[Rows from a dataset]
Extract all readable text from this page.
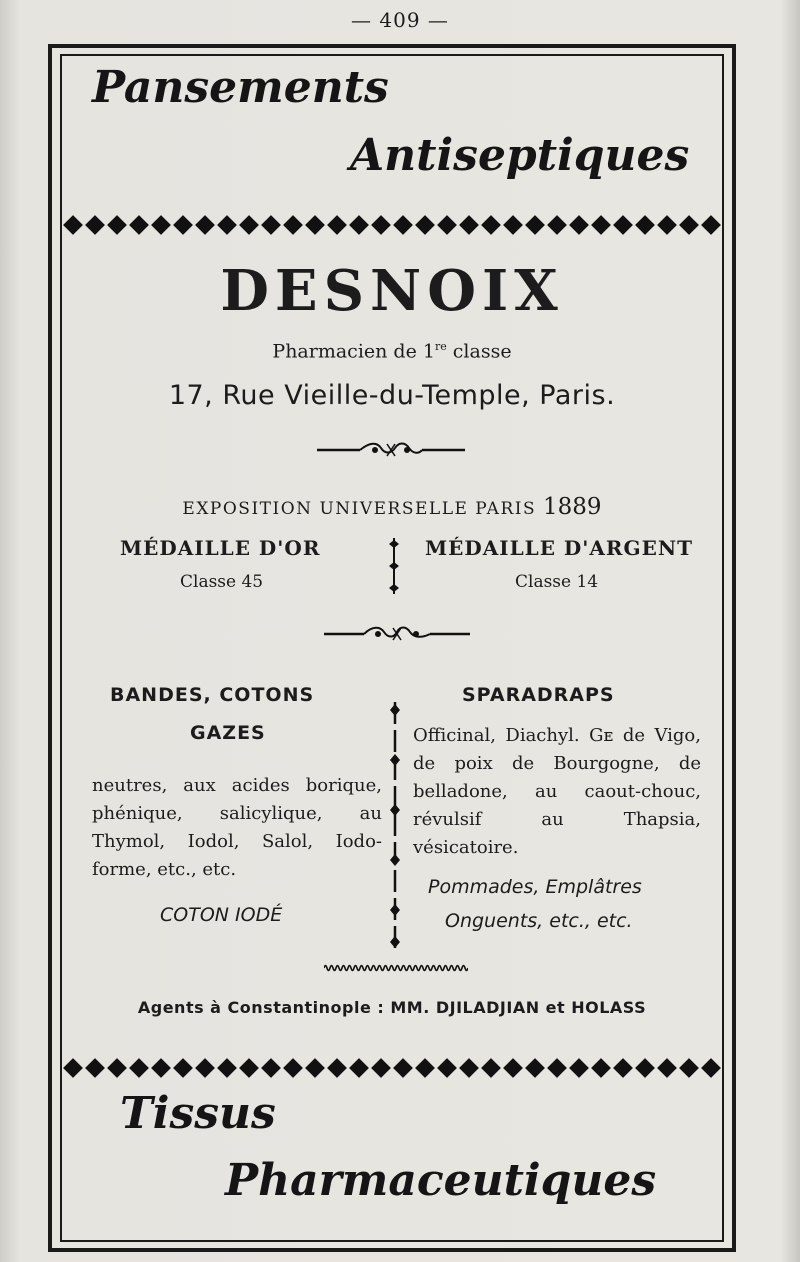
— 409 —
Pansements
Antiseptiques
DESNOIX
Pharmacien de 1re classe
17, Rue Vieille-du-Temple, Paris.
EXPOSITION UNIVERSELLE PARIS 1889
MÉDAILLE D'OR	MÉDAILLE D'ARGENT
Classe 45	Classe 14
BANDES, COTONS
GAZES
SPARADRAPS
neutres, aux acides borique, phénique, salicylique, au Thymol, Iodol, Salol, Iodo-forme, etc., etc.
COTON IODÉ
Officinal, Diachyl. Gᴇ de Vigo, de poix de Bourgogne, de belladone, au caout-chouc, révulsif au Thapsia, vésicatoire.
Pommades, Emplâtres
Onguents, etc., etc.
Agents à Constantinople : MM. DJILADJIAN et HOLASS
Tissus
Pharmaceutiques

→ WRITTEN INSTRUCTION
Every line above should be returned exactly; the pictures stay out.

→ RESULT FOR THIS EXERCISE
Extract all readable text from this page.
— 409 —
Pansements
Antiseptiques
DESNOIX
Pharmacien de 1re classe
17, Rue Vieille-du-Temple, Paris.
EXPOSITION UNIVERSELLE PARIS 1889
MÉDAILLE D'OR	MÉDAILLE D'ARGENT
Classe 45	Classe 14
BANDES, COTONS
GAZES
SPARADRAPS
neutres, aux acides borique, phénique, salicylique, au Thymol, Iodol, Salol, Iodo-forme, etc., etc.
COTON IODÉ
Officinal, Diachyl. Gᴇ de Vigo, de poix de Bourgogne, de belladone, au caout-chouc, révulsif au Thapsia, vésicatoire.
Pommades, Emplâtres
Onguents, etc., etc.
Agents à Constantinople : MM. DJILADJIAN et HOLASS
Tissus
Pharmaceutiques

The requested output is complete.